Set exercise
Find the line containing "Give me the" in the material below; copy that line and all following lines exactly.

>> BEGIN Input material

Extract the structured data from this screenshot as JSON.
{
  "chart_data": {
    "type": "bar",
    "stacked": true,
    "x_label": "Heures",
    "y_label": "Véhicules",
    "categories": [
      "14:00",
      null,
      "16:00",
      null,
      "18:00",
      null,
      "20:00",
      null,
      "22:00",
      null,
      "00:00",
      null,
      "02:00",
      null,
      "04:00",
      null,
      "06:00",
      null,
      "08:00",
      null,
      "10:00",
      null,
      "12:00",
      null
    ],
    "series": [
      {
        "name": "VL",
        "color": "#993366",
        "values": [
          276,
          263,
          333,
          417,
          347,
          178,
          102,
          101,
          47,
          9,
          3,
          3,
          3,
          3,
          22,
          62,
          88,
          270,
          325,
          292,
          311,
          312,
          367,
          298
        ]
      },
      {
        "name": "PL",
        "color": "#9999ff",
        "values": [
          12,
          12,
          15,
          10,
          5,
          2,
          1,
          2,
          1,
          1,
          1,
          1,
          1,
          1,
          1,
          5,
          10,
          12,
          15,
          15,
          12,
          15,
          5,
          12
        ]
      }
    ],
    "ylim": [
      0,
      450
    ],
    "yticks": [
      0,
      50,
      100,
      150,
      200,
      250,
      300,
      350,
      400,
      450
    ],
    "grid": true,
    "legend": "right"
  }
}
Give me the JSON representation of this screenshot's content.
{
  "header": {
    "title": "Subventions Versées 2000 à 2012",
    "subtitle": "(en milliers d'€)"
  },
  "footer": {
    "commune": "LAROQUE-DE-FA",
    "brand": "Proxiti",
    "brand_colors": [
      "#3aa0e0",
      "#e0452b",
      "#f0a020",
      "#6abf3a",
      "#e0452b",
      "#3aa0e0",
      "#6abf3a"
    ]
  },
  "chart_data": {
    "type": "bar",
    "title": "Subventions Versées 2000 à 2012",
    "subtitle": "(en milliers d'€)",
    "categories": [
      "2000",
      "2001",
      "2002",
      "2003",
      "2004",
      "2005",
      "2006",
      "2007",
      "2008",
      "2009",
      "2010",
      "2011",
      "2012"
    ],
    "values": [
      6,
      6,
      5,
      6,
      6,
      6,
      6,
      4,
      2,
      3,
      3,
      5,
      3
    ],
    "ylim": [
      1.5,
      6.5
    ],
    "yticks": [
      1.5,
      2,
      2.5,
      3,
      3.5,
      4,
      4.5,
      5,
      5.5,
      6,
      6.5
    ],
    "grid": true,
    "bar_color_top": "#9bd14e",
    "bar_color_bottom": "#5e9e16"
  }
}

>> END Input material

Complete response
Give me the JSON representation of this screenshot's content.
{
  "header": {
    "title": "Subventions Versées 2000 à 2012",
    "subtitle": "(en milliers d'€)"
  },
  "footer": {
    "commune": "LAROQUE-DE-FA",
    "brand": "Proxiti",
    "brand_colors": [
      "#3aa0e0",
      "#e0452b",
      "#f0a020",
      "#6abf3a",
      "#e0452b",
      "#3aa0e0",
      "#6abf3a"
    ]
  },
  "chart_data": {
    "type": "bar",
    "title": "Subventions Versées 2000 à 2012",
    "subtitle": "(en milliers d'€)",
    "categories": [
      "2000",
      "2001",
      "2002",
      "2003",
      "2004",
      "2005",
      "2006",
      "2007",
      "2008",
      "2009",
      "2010",
      "2011",
      "2012"
    ],
    "values": [
      6,
      6,
      5,
      6,
      6,
      6,
      6,
      4,
      2,
      3,
      3,
      5,
      3
    ],
    "ylim": [
      1.5,
      6.5
    ],
    "yticks": [
      1.5,
      2,
      2.5,
      3,
      3.5,
      4,
      4.5,
      5,
      5.5,
      6,
      6.5
    ],
    "grid": true,
    "bar_color_top": "#9bd14e",
    "bar_color_bottom": "#5e9e16"
  }
}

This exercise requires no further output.